Quote every entry word for word.

═══ Data shown

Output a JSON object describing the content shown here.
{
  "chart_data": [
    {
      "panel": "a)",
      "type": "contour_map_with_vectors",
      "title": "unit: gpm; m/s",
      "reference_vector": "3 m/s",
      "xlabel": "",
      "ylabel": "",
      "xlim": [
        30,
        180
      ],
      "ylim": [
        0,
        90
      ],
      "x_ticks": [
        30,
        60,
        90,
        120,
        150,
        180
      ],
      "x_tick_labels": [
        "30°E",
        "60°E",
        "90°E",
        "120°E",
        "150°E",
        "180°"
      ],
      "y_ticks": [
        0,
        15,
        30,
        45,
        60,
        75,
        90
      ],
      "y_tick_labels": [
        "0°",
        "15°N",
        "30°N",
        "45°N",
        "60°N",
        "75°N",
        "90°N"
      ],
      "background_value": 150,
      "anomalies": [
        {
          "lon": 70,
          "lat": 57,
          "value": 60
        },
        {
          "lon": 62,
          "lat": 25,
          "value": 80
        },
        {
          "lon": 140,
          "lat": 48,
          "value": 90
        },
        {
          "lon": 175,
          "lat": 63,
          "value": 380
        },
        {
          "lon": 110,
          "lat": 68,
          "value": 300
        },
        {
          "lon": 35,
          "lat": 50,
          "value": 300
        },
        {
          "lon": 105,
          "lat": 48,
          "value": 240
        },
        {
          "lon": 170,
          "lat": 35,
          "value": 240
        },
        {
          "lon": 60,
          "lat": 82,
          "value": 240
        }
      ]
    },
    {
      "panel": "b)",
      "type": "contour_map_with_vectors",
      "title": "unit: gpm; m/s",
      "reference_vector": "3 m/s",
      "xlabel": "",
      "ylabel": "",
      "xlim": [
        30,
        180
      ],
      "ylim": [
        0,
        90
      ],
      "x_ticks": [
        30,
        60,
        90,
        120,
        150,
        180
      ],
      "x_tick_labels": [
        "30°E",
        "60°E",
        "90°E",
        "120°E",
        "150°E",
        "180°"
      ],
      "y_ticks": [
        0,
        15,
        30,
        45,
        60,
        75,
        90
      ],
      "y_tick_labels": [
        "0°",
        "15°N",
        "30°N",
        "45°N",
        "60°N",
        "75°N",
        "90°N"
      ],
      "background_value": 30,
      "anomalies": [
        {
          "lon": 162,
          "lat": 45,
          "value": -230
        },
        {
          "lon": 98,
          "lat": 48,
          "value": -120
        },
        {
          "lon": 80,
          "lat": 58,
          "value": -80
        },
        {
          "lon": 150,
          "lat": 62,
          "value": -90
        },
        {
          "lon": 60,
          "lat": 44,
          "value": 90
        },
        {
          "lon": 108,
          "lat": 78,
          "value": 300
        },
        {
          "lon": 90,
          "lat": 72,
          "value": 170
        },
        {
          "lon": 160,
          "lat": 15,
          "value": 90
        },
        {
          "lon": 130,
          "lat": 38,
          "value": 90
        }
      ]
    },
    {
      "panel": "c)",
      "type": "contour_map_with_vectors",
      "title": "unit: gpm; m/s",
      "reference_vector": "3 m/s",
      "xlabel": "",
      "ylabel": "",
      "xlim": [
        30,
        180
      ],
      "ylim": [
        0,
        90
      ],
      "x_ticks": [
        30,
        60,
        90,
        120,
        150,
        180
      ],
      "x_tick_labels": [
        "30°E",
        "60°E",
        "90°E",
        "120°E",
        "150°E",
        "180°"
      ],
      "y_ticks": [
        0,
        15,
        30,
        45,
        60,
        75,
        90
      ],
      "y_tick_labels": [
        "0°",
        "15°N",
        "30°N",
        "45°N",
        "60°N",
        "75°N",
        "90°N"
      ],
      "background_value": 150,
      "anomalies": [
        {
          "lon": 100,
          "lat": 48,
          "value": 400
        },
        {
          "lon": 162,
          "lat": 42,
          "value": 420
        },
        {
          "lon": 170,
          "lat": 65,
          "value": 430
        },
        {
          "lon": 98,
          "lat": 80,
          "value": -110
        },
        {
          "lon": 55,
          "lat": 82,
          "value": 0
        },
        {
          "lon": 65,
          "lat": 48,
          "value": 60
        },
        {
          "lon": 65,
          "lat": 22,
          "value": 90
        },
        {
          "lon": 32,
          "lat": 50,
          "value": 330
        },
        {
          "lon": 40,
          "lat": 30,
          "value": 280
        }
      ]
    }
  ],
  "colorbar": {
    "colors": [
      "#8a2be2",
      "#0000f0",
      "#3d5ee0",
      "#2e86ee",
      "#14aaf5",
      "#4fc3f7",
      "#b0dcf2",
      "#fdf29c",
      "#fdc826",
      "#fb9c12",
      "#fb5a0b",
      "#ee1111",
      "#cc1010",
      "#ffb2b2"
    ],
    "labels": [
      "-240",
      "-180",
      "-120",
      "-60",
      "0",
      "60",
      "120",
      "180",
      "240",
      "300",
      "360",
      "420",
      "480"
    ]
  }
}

══════

Exercise solution>
Output a JSON object describing the content shown here.
{
  "chart_data": [
    {
      "panel": "a)",
      "type": "contour_map_with_vectors",
      "title": "unit: gpm; m/s",
      "reference_vector": "3 m/s",
      "xlabel": "",
      "ylabel": "",
      "xlim": [
        30,
        180
      ],
      "ylim": [
        0,
        90
      ],
      "x_ticks": [
        30,
        60,
        90,
        120,
        150,
        180
      ],
      "x_tick_labels": [
        "30°E",
        "60°E",
        "90°E",
        "120°E",
        "150°E",
        "180°"
      ],
      "y_ticks": [
        0,
        15,
        30,
        45,
        60,
        75,
        90
      ],
      "y_tick_labels": [
        "0°",
        "15°N",
        "30°N",
        "45°N",
        "60°N",
        "75°N",
        "90°N"
      ],
      "background_value": 150,
      "anomalies": [
        {
          "lon": 70,
          "lat": 57,
          "value": 60
        },
        {
          "lon": 62,
          "lat": 25,
          "value": 80
        },
        {
          "lon": 140,
          "lat": 48,
          "value": 90
        },
        {
          "lon": 175,
          "lat": 63,
          "value": 380
        },
        {
          "lon": 110,
          "lat": 68,
          "value": 300
        },
        {
          "lon": 35,
          "lat": 50,
          "value": 300
        },
        {
          "lon": 105,
          "lat": 48,
          "value": 240
        },
        {
          "lon": 170,
          "lat": 35,
          "value": 240
        },
        {
          "lon": 60,
          "lat": 82,
          "value": 240
        }
      ]
    },
    {
      "panel": "b)",
      "type": "contour_map_with_vectors",
      "title": "unit: gpm; m/s",
      "reference_vector": "3 m/s",
      "xlabel": "",
      "ylabel": "",
      "xlim": [
        30,
        180
      ],
      "ylim": [
        0,
        90
      ],
      "x_ticks": [
        30,
        60,
        90,
        120,
        150,
        180
      ],
      "x_tick_labels": [
        "30°E",
        "60°E",
        "90°E",
        "120°E",
        "150°E",
        "180°"
      ],
      "y_ticks": [
        0,
        15,
        30,
        45,
        60,
        75,
        90
      ],
      "y_tick_labels": [
        "0°",
        "15°N",
        "30°N",
        "45°N",
        "60°N",
        "75°N",
        "90°N"
      ],
      "background_value": 30,
      "anomalies": [
        {
          "lon": 162,
          "lat": 45,
          "value": -230
        },
        {
          "lon": 98,
          "lat": 48,
          "value": -120
        },
        {
          "lon": 80,
          "lat": 58,
          "value": -80
        },
        {
          "lon": 150,
          "lat": 62,
          "value": -90
        },
        {
          "lon": 60,
          "lat": 44,
          "value": 90
        },
        {
          "lon": 108,
          "lat": 78,
          "value": 300
        },
        {
          "lon": 90,
          "lat": 72,
          "value": 170
        },
        {
          "lon": 160,
          "lat": 15,
          "value": 90
        },
        {
          "lon": 130,
          "lat": 38,
          "value": 90
        }
      ]
    },
    {
      "panel": "c)",
      "type": "contour_map_with_vectors",
      "title": "unit: gpm; m/s",
      "reference_vector": "3 m/s",
      "xlabel": "",
      "ylabel": "",
      "xlim": [
        30,
        180
      ],
      "ylim": [
        0,
        90
      ],
      "x_ticks": [
        30,
        60,
        90,
        120,
        150,
        180
      ],
      "x_tick_labels": [
        "30°E",
        "60°E",
        "90°E",
        "120°E",
        "150°E",
        "180°"
      ],
      "y_ticks": [
        0,
        15,
        30,
        45,
        60,
        75,
        90
      ],
      "y_tick_labels": [
        "0°",
        "15°N",
        "30°N",
        "45°N",
        "60°N",
        "75°N",
        "90°N"
      ],
      "background_value": 150,
      "anomalies": [
        {
          "lon": 100,
          "lat": 48,
          "value": 400
        },
        {
          "lon": 162,
          "lat": 42,
          "value": 420
        },
        {
          "lon": 170,
          "lat": 65,
          "value": 430
        },
        {
          "lon": 98,
          "lat": 80,
          "value": -110
        },
        {
          "lon": 55,
          "lat": 82,
          "value": 0
        },
        {
          "lon": 65,
          "lat": 48,
          "value": 60
        },
        {
          "lon": 65,
          "lat": 22,
          "value": 90
        },
        {
          "lon": 32,
          "lat": 50,
          "value": 330
        },
        {
          "lon": 40,
          "lat": 30,
          "value": 280
        }
      ]
    }
  ],
  "colorbar": {
    "colors": [
      "#8a2be2",
      "#0000f0",
      "#3d5ee0",
      "#2e86ee",
      "#14aaf5",
      "#4fc3f7",
      "#b0dcf2",
      "#fdf29c",
      "#fdc826",
      "#fb9c12",
      "#fb5a0b",
      "#ee1111",
      "#cc1010",
      "#ffb2b2"
    ],
    "labels": [
      "-240",
      "-180",
      "-120",
      "-60",
      "0",
      "60",
      "120",
      "180",
      "240",
      "300",
      "360",
      "420",
      "480"
    ]
  }
}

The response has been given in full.